■ THE PROBLEM ■
Across the data below, how many lines hold "wanted"? Answer with that number and nothing else.

------------

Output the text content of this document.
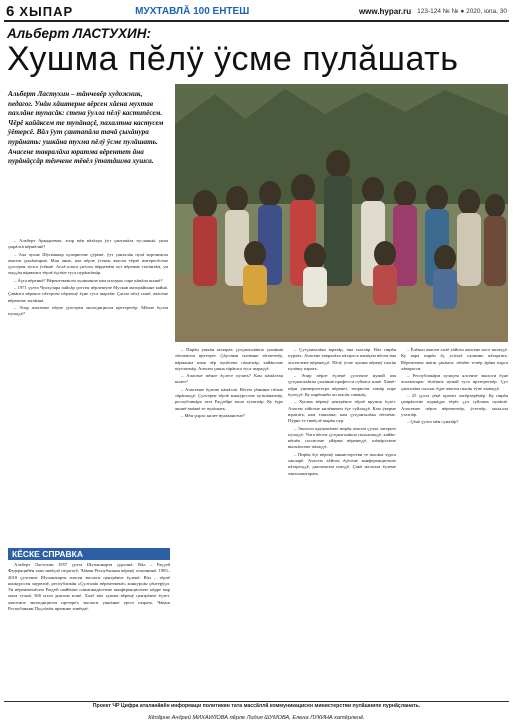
6 ХЫПАР	МУХТАВЛĂ 100 ЕНТЕШ	www.hypar.ru 123-124 № № ● 2020, юпа, 30
Альберт ЛАСТУХИН:
Хушма пĕлÿ ÿсме пулăшать
Альберт Ластухин – тăнчевĕр художник, педагог. Унăн хăштерне вĕрсен хăена мухтав пахлăне тупасăк: стена ÿулла пĕлÿ кастипĕсем. Чĕрĕ кайăксем те тупăнаçĕ, пахалтна кастусем ÿĕтерсĕ. Вăл ÿут çантапăла тачă çыхăнура пурăнать: ушкăна тухма пĕлÿ ÿсме пулăшать. Ачасене тавралăха юратма вĕрентет ăна пурăнăçсăр тĕнчене тĕвĕл ÿтатăшма хушса.

– Альберт Аркадьевич, эсир мĕн вăхăтра ÿут çантапăла туслашнă, унпа çырăлсă кĕрмĕлнĕ?

– Ача чухне Шупашкар хуларисене çÿренĕ, ÿут çанталăк пулă воронежли ачасем çыхăнтарнă. Ман анне, апа пĕрле ÿсекен ачасен тĕрлĕ интересĕсене çулсерен тупса ÿсĕннĕ. Аслă класа çитсен пĕрремĕш хут вĕренме тытăнтăм, ун хыççăн вăрманта тĕрлĕ ĕçсене туса пурăнтăмăр.

– Ăçта вĕреннĕ? Вĕрентекенсен хушшинче кам ытларах сире кăмăла килнĕ?

– 1971 çулта Чулхулара пайсăр çитсен пĕрлешÿпе Мускав маторайонне кайнă. Çавăнта вĕренсе пĕтерсен пĕрлешÿ ĕçне туса пыртăм. Çапла пĕлÿ илнĕ, ачасене вĕрентме тытăннă.

– Эсир ачасемпе пĕрле çулсерен экспедицисем ирттеретĕр. Мĕнле ĕçсем пулаççĕ?

– Пирĕн ушкăн ытларах çутçанталăкпа çыхăннă тĕпчевсем ирттерет. Çĕр-шыв тытăмне тĕпчетпĕр, вăрманпа шыв чĕр чунĕсене пăхатпăр, кайăксене шутлатпăр. Ачасем çакна тăрăшса туса пыраççĕ.

– Ачасене мĕнле ĕçлесе пулать? Кам кăмăлтан килет?

– Ачасемпе ĕçлеме кăмăллă. Вĕсем çĕннине пĕлме тăрăшаççĕ. Çулсерен тĕрлĕ конкурссене хутшăнатпăр, республикăра тата Раççейре мала тухатпăр. Ку ĕçре ашшĕ-амăшĕ те пулăшать.

– Мĕн çырас килет вулакансене?

– Çутçанталăка юратăр, ăна сыхлăр. Вăл пирĕн пурлăх. Ачасене тавралăха кăтартса панăçем вĕсем ăна хисеплеме вĕренеççĕ. Пĕлÿ ÿсме хушма вĕренÿ пысăк пулăшу парать.

– Эпир пĕрле ĕçленĕ çулсенче нумай ача çутçанталăкпа çыхăннă професси суйласа илнĕ. Хăшĕ-пĕри университетра вĕренет, теприсем хамăр енре ĕçлеççĕ. Ку пирĕншĕн чи пысăк савăнăç.

– Хушма вĕренÿ центрĕнче тĕрлĕ кружок ĕçлет. Ачасем хăйсене килĕшекен ĕçе суйлаççĕ. Кам ÿкерме юратать, кам ташлама, кам çутçанталăка тĕпчеме. Пурне те тивĕçлĕ вырăн пур.

– Экологи кружокĕнче пирĕн ачасем çулла лагерьте пулаççĕ. Унта вĕсем çутçанталăкпа паллашаççĕ, кайăк-кĕшĕк сассисене уйăрма вĕренеççĕ, шăпăрсемпе выльăхсене пăхаççĕ.

– Пирĕн ĕçе вĕренÿ министерстви те пысăка хурса хакларĕ. Ачасем хăйсен ĕçĕсене конференцисенче кăтартаççĕ, дипломсем илеççĕ. Çакă малалла ĕçлеме хавхалантарать.

– Ĕлĕкхи ачасем халĕ хăйсен ачисене илсе килеççĕ. Ку вара пирĕн ĕç усăллă пулнине кăтартать. Вĕрентекен шăпи çакăнта: пĕлĕве тепĕр ăрăва парса хăварасси.

– Республикăри хулаçем ялсенче экологи ĕçне аталантарас тĕлĕшпе нумай туса ирттеретпĕр. Çут çанталăка сыхлас ĕçре ачасем пысăк тÿпе хываççĕ.

– 25 çулта çĕнĕ проект хатĕрлерĕмĕр. Ку пирĕн çамрăксене пурнăçра тĕрĕс çул суйлама пулăшĕ. Ачасемпе пĕрле вĕренетпĕр, ÿсетпĕр, малалла утатпăр.

– Çĕнĕ çулта мĕн сунатăр?

КĔСКЕ СПРАВКА

Альберт Ластухин 1957 çулта Шупашкарта çуралнă. Вăл – Раççей Федерацийĕн тава тивĕçлĕ педагогĕ, Чăваш Республикин вĕренÿ отличникĕ. 1983–2018 çулсенче Шупашкарти ачасен экологи центрĕнче ĕçленĕ. Вăл – тĕрлĕ конкурссен лауреачĕ, республикăн «Çулталăк вĕрентекенĕ» конкурсăн çĕнтерÿçи. Ун вĕренекенĕсем Раççей шайĕнчи олимпиадăсемпе конференцисенче пĕрре мар мала тухнă, 300 ытла диплом илнĕ. Халĕ вăл хушма вĕренÿ центрĕнче ĕçлет, ачасемпе экспедицисем ирттерет, экологи ушкăнне ертсе пырать. Чăваш Республикин Пуçлăхĕн премине тивĕçнĕ.

Проект ЧР Цифра аталанăвĕн информаци политикин тата массăллă коммуникацисен министерстви пулăшнипе пурнăçланать.
Кĕпăрне Андрей МИХАЙЛОВА пĕрле Лидия ШУМОВА, Елена ЛУКИНА хатĕрленĕ.
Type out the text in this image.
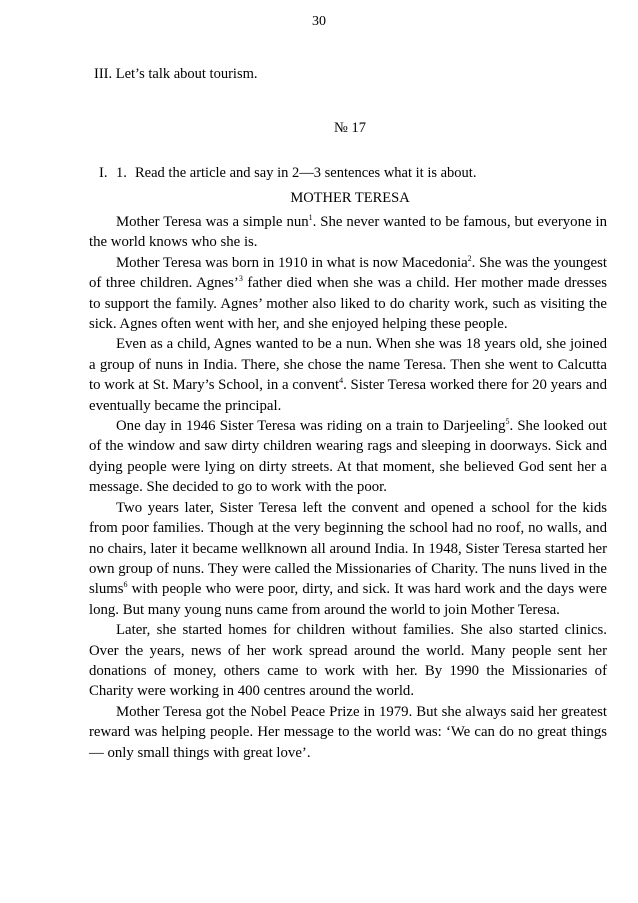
30
III. Let’s talk about tourism.
№ 17
I. 1. Read the article and say in 2—3 sentences what it is about.
MOTHER TERESA

Mother Teresa was a simple nun$^1$. She never wanted to be famous, but everyone in the world knows who she is.

Mother Teresa was born in 1910 in what is now Macedonia$^2$. She was the youngest of three children. Agnes’$^3$ father died when she was a child. Her mother made dresses to support the family. Agnes’ mother also liked to do charity work, such as visiting the sick. Agnes often went with her, and she enjoyed helping these people.

Even as a child, Agnes wanted to be a nun. When she was 18 years old, she joined a group of nuns in India. There, she chose the name Teresa. Then she went to Calcutta to work at St. Mary’s School, in a convent$^4$. Sister Teresa worked there for 20 years and eventually became the principal.

One day in 1946 Sister Teresa was riding on a train to Darjeeling$^5$. She looked out of the window and saw dirty children wearing rags and sleeping in doorways. Sick and dying people were lying on dirty streets. At that moment, she believed God sent her a message. She decided to go to work with the poor.

Two years later, Sister Teresa left the convent and opened a school for the kids from poor families. Though at the very beginning the school had no roof, no walls, and no chairs, later it became wellknown all around India. In 1948, Sister Teresa started her own group of nuns. They were called the Missionaries of Charity. The nuns lived in the slums$^6$ with people who were poor, dirty, and sick. It was hard work and the days were long. But many young nuns came from around the world to join Mother Teresa.

Later, she started homes for children without families. She also started clinics. Over the years, news of her work spread around the world. Many people sent her donations of money, others came to work with her. By 1990 the Missionaries of Charity were working in 400 centres around the world.

Mother Teresa got the Nobel Peace Prize in 1979. But she always said her greatest reward was helping people. Her message to the world was: ‘We can do no great things — only small things with great love’.
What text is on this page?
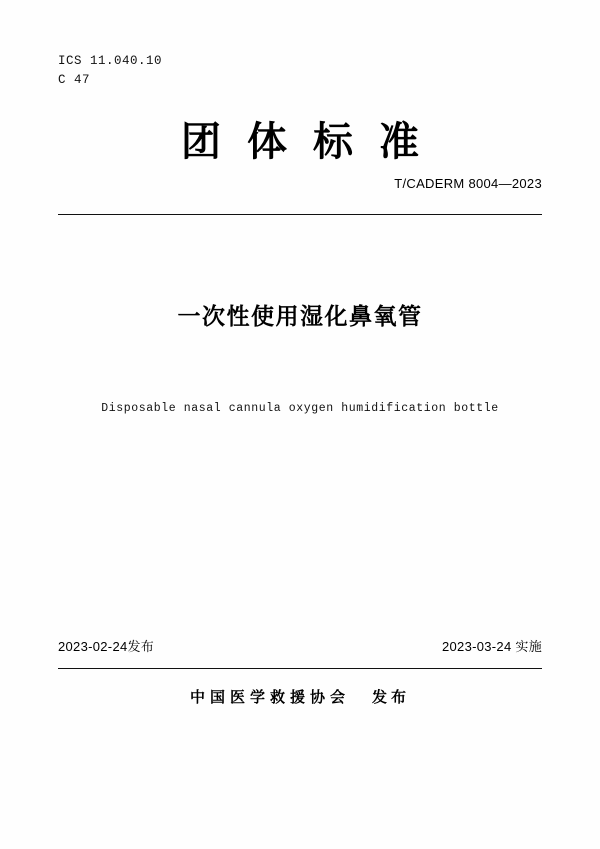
ICS 11.040.10
C 47
团体标准
T/CADERM 8004—2023
一次性使用湿化鼻氧管
Disposable nasal cannula oxygen humidification bottle
2023-02-24发布	2023-03-24 实施
中国医学救援协会 发布
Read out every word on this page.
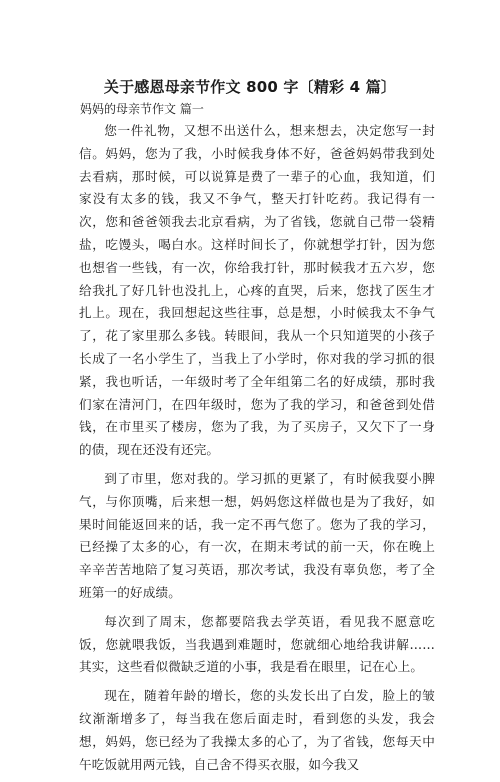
关于感恩母亲节作文 800 字〔精彩 4 篇〕

妈妈的母亲节作文 篇一

您一件礼物，又想不出送什么，想来想去，决定您写一封信。妈妈，您为了我，小时候我身体不好，爸爸妈妈带我到处去看病，那时候，可以说算是费了一辈子的心血，我知道，们家没有太多的钱，我又不争气，整天打针吃药。我记得有一次，您和爸爸领我去北京看病，为了省钱，您就自己带一袋精盐，吃馒头，喝白水。这样时间长了，你就想学打针，因为您也想省一些钱，有一次，你给我打针，那时候我才五六岁，您给我扎了好几针也没扎上，心疼的直哭，后来，您找了医生才扎上。现在，我回想起这些往事，总是想，小时候我太不争气了，花了家里那么多钱。转眼间，我从一个只知道哭的小孩子长成了一名小学生了，当我上了小学时，你对我的学习抓的很紧，我也听话，一年级时考了全年组第二名的好成绩，那时我们家在清河门，在四年级时，您为了我的学习，和爸爸到处借钱，在市里买了楼房，您为了我，为了买房子，又欠下了一身的债，现在还没有还完。

到了市里，您对我的。学习抓的更紧了，有时候我耍小脾气，与你顶嘴，后来想一想，妈妈您这样做也是为了我好，如果时间能返回来的话，我一定不再气您了。您为了我的学习，已经操了太多的心，有一次，在期末考试的前一天，你在晚上辛辛苦苦地陪了复习英语，那次考试，我没有辜负您，考了全班第一的好成绩。

每次到了周末，您都要陪我去学英语，看见我不愿意吃饭，您就喂我饭，当我遇到难题时，您就细心地给我讲解……其实，这些看似微缺乏道的小事，我是看在眼里，记在心上。

现在，随着年龄的增长，您的头发长出了白发，脸上的皱纹渐渐增多了，每当我在您后面走时，看到您的头发，我会想，妈妈，您已经为了我操太多的心了，为了省钱，您每天中午吃饭就用两元钱，自己舍不得买衣服，如今我又
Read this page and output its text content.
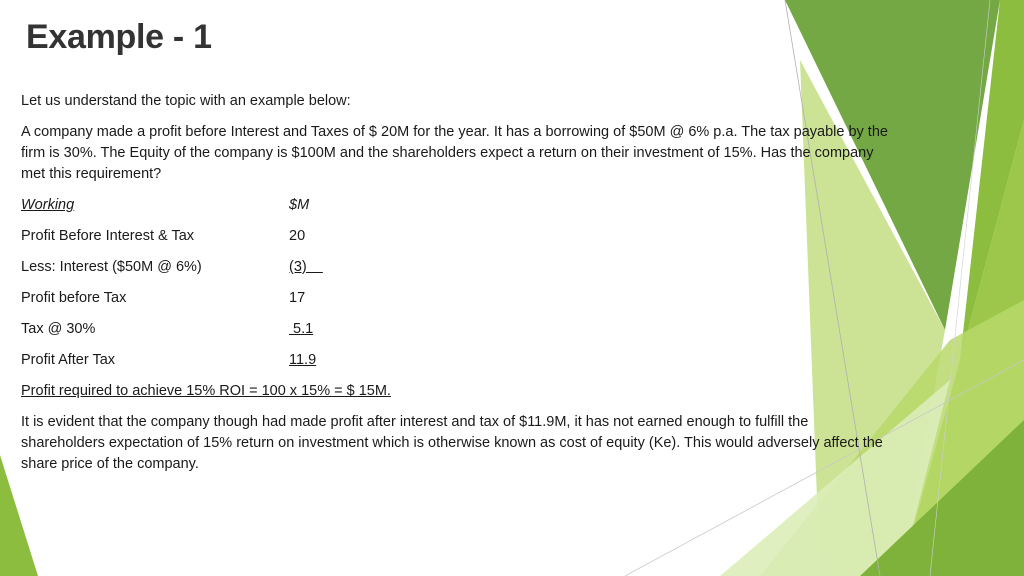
Example - 1

Let us understand the topic with an example below:

A company made a profit before Interest and Taxes of $ 20M for the year. It has a borrowing of $50M @ 6% p.a. The tax payable by the firm is 30%. The Equity of the company is $100M and the shareholders expect a return on their investment of 15%. Has the company met this requirement?

Working	$M
Profit Before Interest & Tax	20
Less: Interest ($50M @ 6%)	(3)
Profit before Tax	17
Tax @ 30%	5.1
Profit After Tax	11.9

Profit required to achieve 15% ROI = 100 x 15% = $ 15M.

It is evident that the company though had made profit after interest and tax of $11.9M, it has not earned enough to fulfill the shareholders expectation of 15% return on investment which is otherwise known as cost of equity (Ke). This would adversely affect the share price of the company.
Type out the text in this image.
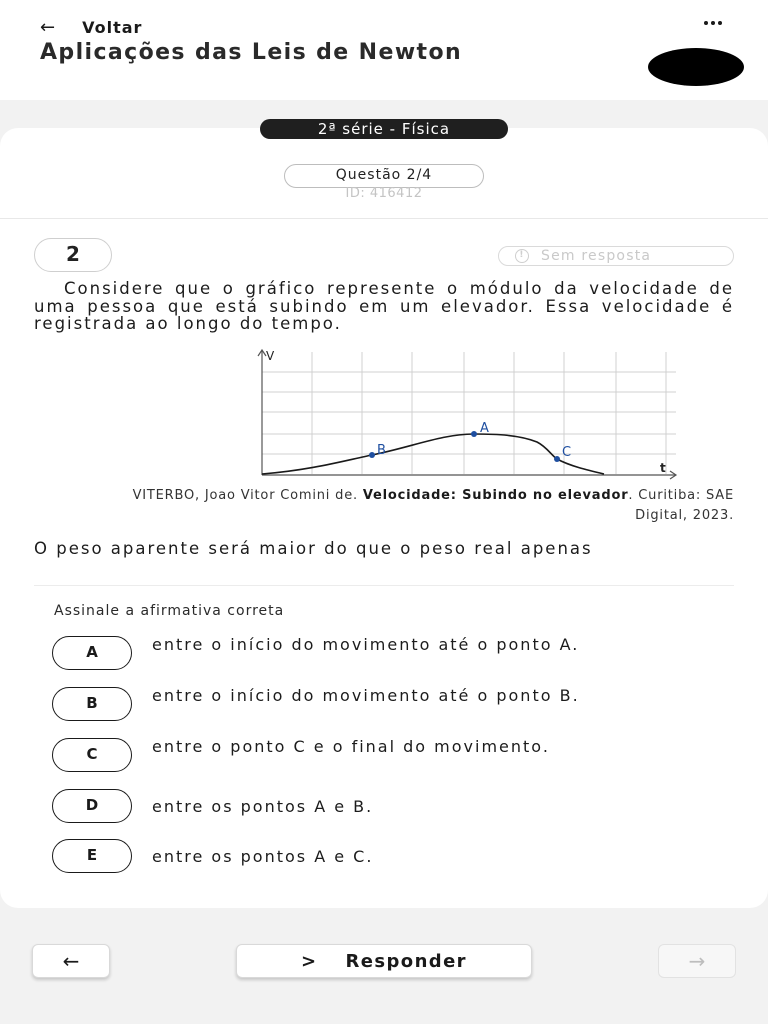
← Voltar
Aplicações das Leis de Newton
2ª série - Física
Questão 2/4
ID: 416412
2	!	Sem resposta
Considere que o gráfico represente o módulo da velocidade de uma pessoa que está subindo em um elevador. Essa velocidade é registrada ao longo do tempo.
V
t
A
B	C
VITERBO, Joao Vitor Comini de. Velocidade: Subindo no elevador. Curitiba: SAE Digital, 2023.
O peso aparente será maior do que o peso real apenas
Assinale a afirmativa correta
A	entre o início do movimento até o ponto A.
B	entre o início do movimento até o ponto B.
C	entre o ponto C e o final do movimento.
D	entre os pontos A e B.
E	entre os pontos A e C.
←	> Responder	→
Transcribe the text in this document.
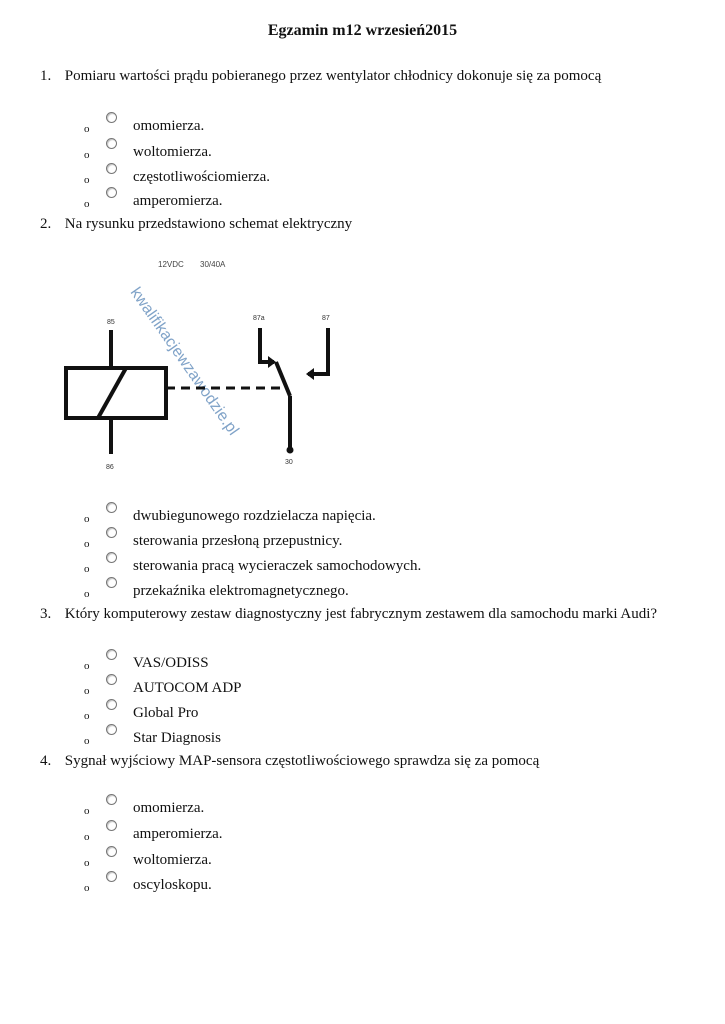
Egzamin m12 wrzesień2015
1. Pomiaru wartości prądu pobieranego przez wentylator chłodnicy dokonuje się za pomocą
o	omomierza.
o	woltomierza.
o	częstotliwościomierza.
o	amperomierza.
2. Na rysunku przedstawiono schemat elektryczny
12VDC 30/40A
kwalifikacjewzawodzie.pl
85
86
87a	87
30
o	dwubiegunowego rozdzielacza napięcia.
o	sterowania przesłoną przepustnicy.
o	sterowania pracą wycieraczek samochodowych.
o	przekaźnika elektromagnetycznego.
3. Który komputerowy zestaw diagnostyczny jest fabrycznym zestawem dla samochodu marki Audi?
o	VAS/ODISS
o	AUTOCOM ADP
o	Global Pro
o	Star Diagnosis
4. Sygnał wyjściowy MAP-sensora częstotliwościowego sprawdza się za pomocą
o	omomierza.
o	amperomierza.
o	woltomierza.
o	oscyloskopu.
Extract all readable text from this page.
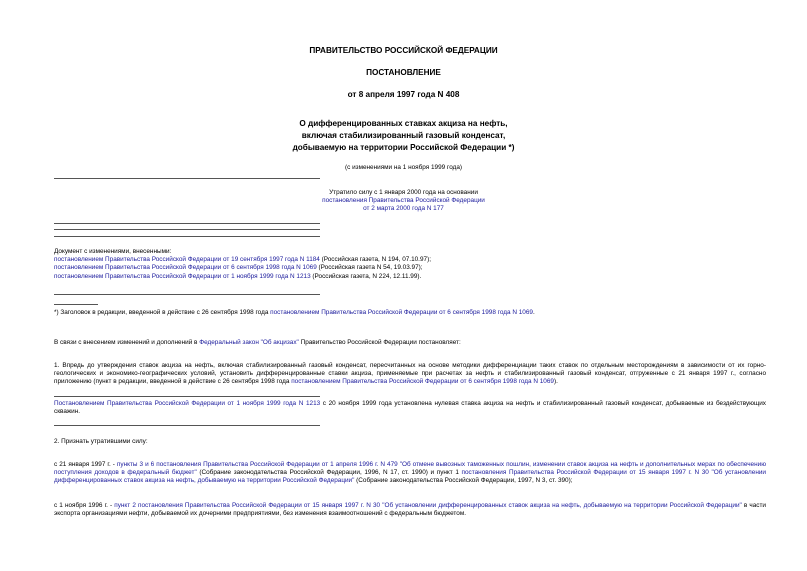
ПРАВИТЕЛЬСТВО РОССИЙСКОЙ ФЕДЕРАЦИИ
ПОСТАНОВЛЕНИЕ
от 8 апреля 1997 года N 408
О дифференцированных ставках акциза на нефть,
включая стабилизированный газовый конденсат,
добываемую на территории Российской Федерации *)
(с изменениями на 1 ноября 1999 года)
Утратило силу с 1 января 2000 года на основании
постановления Правительства Российской Федерации
от 2 марта 2000 года N 177
Документ с изменениями, внесенными:
постановлением Правительства Российской Федерации от 19 сентября 1997 года N 1184 (Российская газета, N 194, 07.10.97);
постановлением Правительства Российской Федерации от 6 сентября 1998 года N 1069 (Российская газета N 54, 19.03.97);
постановлением Правительства Российской Федерации от 1 ноября 1999 года N 1213 (Российская газета, N 224, 12.11.99).
*) Заголовок в редакции, введенной в действие с 26 сентября 1998 года постановлением Правительства Российской Федерации от 6 сентября 1998 года N 1069.
В связи с внесением изменений и дополнений в Федеральный закон "Об акцизах" Правительство Российской Федерации постановляет:
1. Впредь до утверждения ставок акциза на нефть, включая стабилизированный газовый конденсат, пересчитанных на основе методики дифференциации таких ставок по отдельным месторождениям в зависимости от их горно-геологических и экономико-географических условий, установить дифференцированные ставки акциза, применяемые при расчетах за нефть и стабилизированный газовый конденсат, отгруженные с 21 января 1997 г., согласно приложению (пункт в редакции, введенной в действие с 26 сентября 1998 года постановлением Правительства Российской Федерации от 6 сентября 1998 года N 1069).
Постановлением Правительства Российской Федерации от 1 ноября 1999 года N 1213 с 20 ноября 1999 года установлена нулевая ставка акциза на нефть и стабилизированный газовый конденсат, добываемые из бездействующих скважин.
2. Признать утратившими силу:
с 21 января 1997 г. - пункты 3 и 6 постановления Правительства Российской Федерации от 1 апреля 1996 г. N 479 "Об отмене вывозных таможенных пошлин, изменении ставок акциза на нефть и дополнительных мерах по обеспечению поступления доходов в федеральный бюджет" (Собрание законодательства Российской Федерации, 1996, N 17, ст. 1990) и пункт 1 постановления Правительства Российской Федерации от 15 января 1997 г. N 30 "Об установлении дифференцированных ставок акциза на нефть, добываемую на территории Российской Федерации" (Собрание законодательства Российской Федерации, 1997, N 3, ст. 390);
с 1 ноября 1996 г. - пункт 2 постановления Правительства Российской Федерации от 15 января 1997 г. N 30 "Об установлении дифференцированных ставок акциза на нефть, добываемую на территории Российской Федерации" в части экспорта организациями нефти, добываемой их дочерними предприятиями, без изменения взаимоотношений с федеральным бюджетом.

------------

■ SOLUTION TO THIS EXERCISE ■
2